Goal »
Write out each line of the listing as it stands, without the images.

## Start

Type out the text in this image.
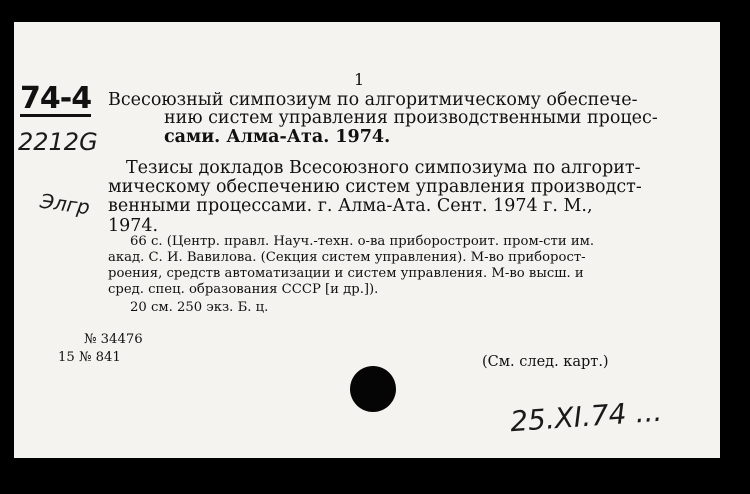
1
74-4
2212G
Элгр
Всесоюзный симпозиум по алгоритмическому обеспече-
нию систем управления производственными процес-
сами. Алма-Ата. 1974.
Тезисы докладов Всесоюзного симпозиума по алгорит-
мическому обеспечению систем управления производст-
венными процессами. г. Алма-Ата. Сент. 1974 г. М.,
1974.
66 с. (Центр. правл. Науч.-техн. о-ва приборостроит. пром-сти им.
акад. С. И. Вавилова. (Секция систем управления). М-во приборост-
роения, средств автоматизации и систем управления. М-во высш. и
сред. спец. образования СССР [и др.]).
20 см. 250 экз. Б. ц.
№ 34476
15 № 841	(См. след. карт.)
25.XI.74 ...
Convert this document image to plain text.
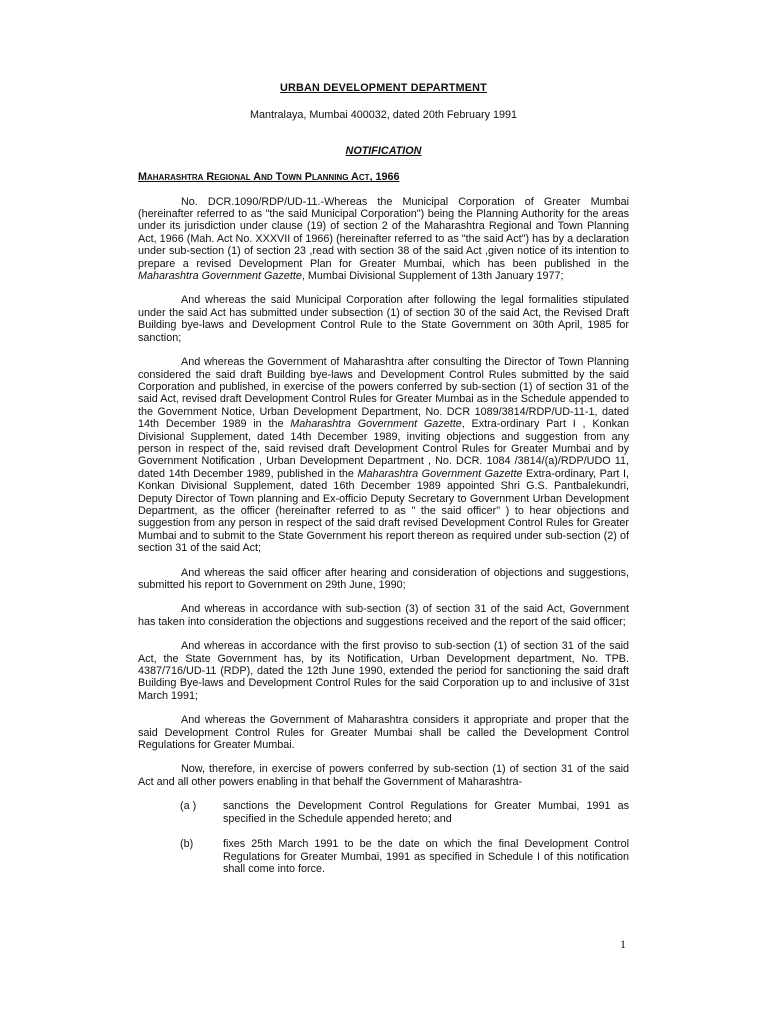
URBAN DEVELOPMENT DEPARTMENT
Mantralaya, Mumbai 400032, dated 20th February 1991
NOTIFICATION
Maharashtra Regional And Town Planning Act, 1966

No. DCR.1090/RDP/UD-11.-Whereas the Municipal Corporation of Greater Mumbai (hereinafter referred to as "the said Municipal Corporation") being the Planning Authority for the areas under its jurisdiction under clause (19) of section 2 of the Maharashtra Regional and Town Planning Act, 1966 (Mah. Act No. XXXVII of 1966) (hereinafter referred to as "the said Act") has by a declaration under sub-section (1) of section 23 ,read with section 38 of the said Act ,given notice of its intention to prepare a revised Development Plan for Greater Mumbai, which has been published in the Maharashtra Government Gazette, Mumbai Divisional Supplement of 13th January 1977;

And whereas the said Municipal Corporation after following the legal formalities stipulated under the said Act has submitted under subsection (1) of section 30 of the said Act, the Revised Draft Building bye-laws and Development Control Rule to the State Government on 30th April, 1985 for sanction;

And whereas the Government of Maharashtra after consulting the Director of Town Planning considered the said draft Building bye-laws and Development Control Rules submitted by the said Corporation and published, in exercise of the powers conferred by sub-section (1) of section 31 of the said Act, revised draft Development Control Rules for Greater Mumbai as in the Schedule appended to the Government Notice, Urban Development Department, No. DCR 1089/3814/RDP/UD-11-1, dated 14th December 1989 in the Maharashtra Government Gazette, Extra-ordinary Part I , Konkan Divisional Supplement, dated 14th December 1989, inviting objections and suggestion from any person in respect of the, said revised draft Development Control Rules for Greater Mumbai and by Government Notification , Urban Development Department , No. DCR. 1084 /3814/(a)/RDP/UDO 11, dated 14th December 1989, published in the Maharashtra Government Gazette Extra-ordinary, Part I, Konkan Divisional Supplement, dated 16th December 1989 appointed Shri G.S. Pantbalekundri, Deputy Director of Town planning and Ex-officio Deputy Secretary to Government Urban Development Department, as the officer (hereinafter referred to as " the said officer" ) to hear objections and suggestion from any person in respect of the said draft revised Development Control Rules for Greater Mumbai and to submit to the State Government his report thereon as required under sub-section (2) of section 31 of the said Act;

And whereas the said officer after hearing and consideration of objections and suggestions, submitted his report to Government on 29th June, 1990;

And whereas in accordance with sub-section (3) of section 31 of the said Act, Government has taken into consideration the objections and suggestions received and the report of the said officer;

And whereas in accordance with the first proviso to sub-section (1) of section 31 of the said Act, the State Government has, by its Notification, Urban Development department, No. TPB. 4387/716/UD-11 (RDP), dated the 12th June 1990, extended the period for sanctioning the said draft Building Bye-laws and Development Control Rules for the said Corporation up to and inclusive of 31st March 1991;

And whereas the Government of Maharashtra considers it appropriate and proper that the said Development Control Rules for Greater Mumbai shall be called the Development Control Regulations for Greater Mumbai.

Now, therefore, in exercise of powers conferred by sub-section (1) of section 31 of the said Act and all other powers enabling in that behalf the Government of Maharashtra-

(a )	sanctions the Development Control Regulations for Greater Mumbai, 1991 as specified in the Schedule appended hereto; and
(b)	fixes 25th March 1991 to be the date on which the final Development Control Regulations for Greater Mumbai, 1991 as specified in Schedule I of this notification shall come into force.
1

## End

Result for this task »
Type out the text in this image.
1
74-4
2212G
Элгр
Всесоюзный симпозиум по алгоритмическому обеспече-
нию систем управления производственными процес-
сами. Алма-Ата. 1974.
Тезисы докладов Всесоюзного симпозиума по алгорит-
мическому обеспечению систем управления производст-
венными процессами. г. Алма-Ата. Сент. 1974 г. М.,
1974.
66 с. (Центр. правл. Науч.-техн. о-ва приборостроит. пром-сти им.
акад. С. И. Вавилова. (Секция систем управления). М-во приборост-
роения, средств автоматизации и систем управления. М-во высш. и
сред. спец. образования СССР [и др.]).
20 см. 250 экз. Б. ц.
№ 34476
15 № 841	(См. след. карт.)
25.XI.74 ...
Convert this document image to plain text.
URBAN DEVELOPMENT DEPARTMENT
Mantralaya, Mumbai 400032, dated 20th February 1991
NOTIFICATION
Maharashtra Regional And Town Planning Act, 1966

No. DCR.1090/RDP/UD-11.-Whereas the Municipal Corporation of Greater Mumbai (hereinafter referred to as "the said Municipal Corporation") being the Planning Authority for the areas under its jurisdiction under clause (19) of section 2 of the Maharashtra Regional and Town Planning Act, 1966 (Mah. Act No. XXXVII of 1966) (hereinafter referred to as "the said Act") has by a declaration under sub-section (1) of section 23 ,read with section 38 of the said Act ,given notice of its intention to prepare a revised Development Plan for Greater Mumbai, which has been published in the Maharashtra Government Gazette, Mumbai Divisional Supplement of 13th January 1977;

And whereas the said Municipal Corporation after following the legal formalities stipulated under the said Act has submitted under subsection (1) of section 30 of the said Act, the Revised Draft Building bye-laws and Development Control Rule to the State Government on 30th April, 1985 for sanction;

And whereas the Government of Maharashtra after consulting the Director of Town Planning considered the said draft Building bye-laws and Development Control Rules submitted by the said Corporation and published, in exercise of the powers conferred by sub-section (1) of section 31 of the said Act, revised draft Development Control Rules for Greater Mumbai as in the Schedule appended to the Government Notice, Urban Development Department, No. DCR 1089/3814/RDP/UD-11-1, dated 14th December 1989 in the Maharashtra Government Gazette, Extra-ordinary Part I , Konkan Divisional Supplement, dated 14th December 1989, inviting objections and suggestion from any person in respect of the, said revised draft Development Control Rules for Greater Mumbai and by Government Notification , Urban Development Department , No. DCR. 1084 /3814/(a)/RDP/UDO 11, dated 14th December 1989, published in the Maharashtra Government Gazette Extra-ordinary, Part I, Konkan Divisional Supplement, dated 16th December 1989 appointed Shri G.S. Pantbalekundri, Deputy Director of Town planning and Ex-officio Deputy Secretary to Government Urban Development Department, as the officer (hereinafter referred to as " the said officer" ) to hear objections and suggestion from any person in respect of the said draft revised Development Control Rules for Greater Mumbai and to submit to the State Government his report thereon as required under sub-section (2) of section 31 of the said Act;

And whereas the said officer after hearing and consideration of objections and suggestions, submitted his report to Government on 29th June, 1990;

And whereas in accordance with sub-section (3) of section 31 of the said Act, Government has taken into consideration the objections and suggestions received and the report of the said officer;

And whereas in accordance with the first proviso to sub-section (1) of section 31 of the said Act, the State Government has, by its Notification, Urban Development department, No. TPB. 4387/716/UD-11 (RDP), dated the 12th June 1990, extended the period for sanctioning the said draft Building Bye-laws and Development Control Rules for the said Corporation up to and inclusive of 31st March 1991;

And whereas the Government of Maharashtra considers it appropriate and proper that the said Development Control Rules for Greater Mumbai shall be called the Development Control Regulations for Greater Mumbai.

Now, therefore, in exercise of powers conferred by sub-section (1) of section 31 of the said Act and all other powers enabling in that behalf the Government of Maharashtra-

(a )	sanctions the Development Control Regulations for Greater Mumbai, 1991 as specified in the Schedule appended hereto; and
(b)	fixes 25th March 1991 to be the date on which the final Development Control Regulations for Greater Mumbai, 1991 as specified in Schedule I of this notification shall come into force.
1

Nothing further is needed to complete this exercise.